▶ _EXERCISE GOAL_: In the material below, some lines may hold the word "radio"; state how many do, giving only the number.
::::::::
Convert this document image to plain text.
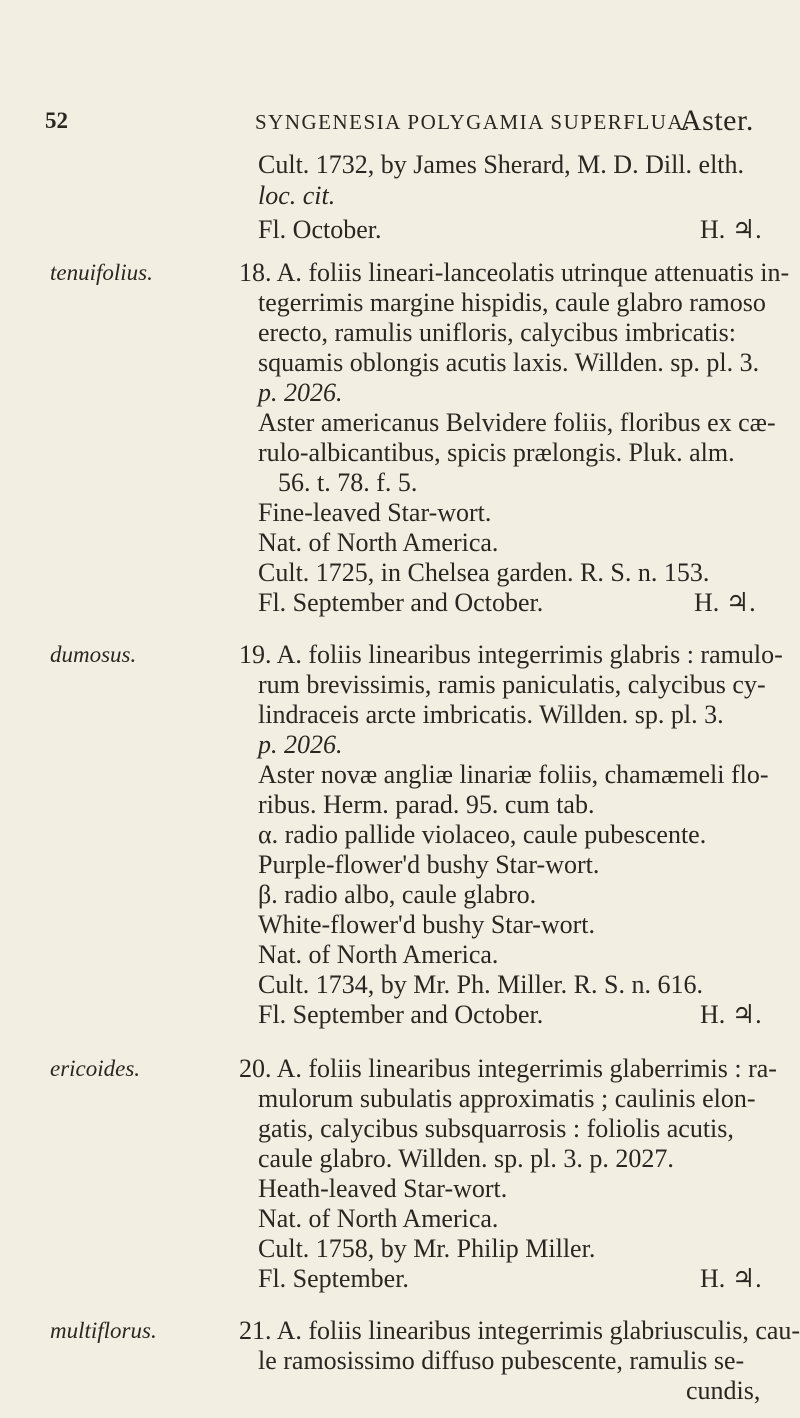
52	SYNGENESIA POLYGAMIA SUPERFLUA.
Aster.
Cult. 1732, by James Sherard, M. D. Dill. elth.
loc. cit.
Fl. October.	H. ♃.
tenuifolius.	18. A. foliis lineari-lanceolatis utrinque attenuatis in-
tegerrimis margine hispidis, caule glabro ramoso
erecto, ramulis unifloris, calycibus imbricatis:
squamis oblongis acutis laxis. Willden. sp. pl. 3.
p. 2026.
Aster americanus Belvidere foliis, floribus ex cæ-
rulo-albicantibus, spicis prælongis. Pluk. alm.
56. t. 78. f. 5.
Fine-leaved Star-wort.
Nat. of North America.
Cult. 1725, in Chelsea garden. R. S. n. 153.
Fl. September and October.	H. ♃.
dumosus.	19. A. foliis linearibus integerrimis glabris : ramulo-
rum brevissimis, ramis paniculatis, calycibus cy-
lindraceis arcte imbricatis. Willden. sp. pl. 3.
p. 2026.
Aster novæ angliæ linariæ foliis, chamæmeli flo-
ribus. Herm. parad. 95. cum tab.
α. radio pallide violaceo, caule pubescente.
Purple-flower'd bushy Star-wort.
β. radio albo, caule glabro.
White-flower'd bushy Star-wort.
Nat. of North America.
Cult. 1734, by Mr. Ph. Miller. R. S. n. 616.
Fl. September and October.	H. ♃.
ericoides.	20. A. foliis linearibus integerrimis glaberrimis : ra-
mulorum subulatis approximatis ; caulinis elon-
gatis, calycibus subsquarrosis : foliolis acutis,
caule glabro. Willden. sp. pl. 3. p. 2027.
Heath-leaved Star-wort.
Nat. of North America.
Cult. 1758, by Mr. Philip Miller.
Fl. September.	H. ♃.
multiflorus.	21. A. foliis linearibus integerrimis glabriusculis, cau-
le ramosissimo diffuso pubescente, ramulis se-
cundis,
::::::::
▶ _WORKED SOLUTION_: 2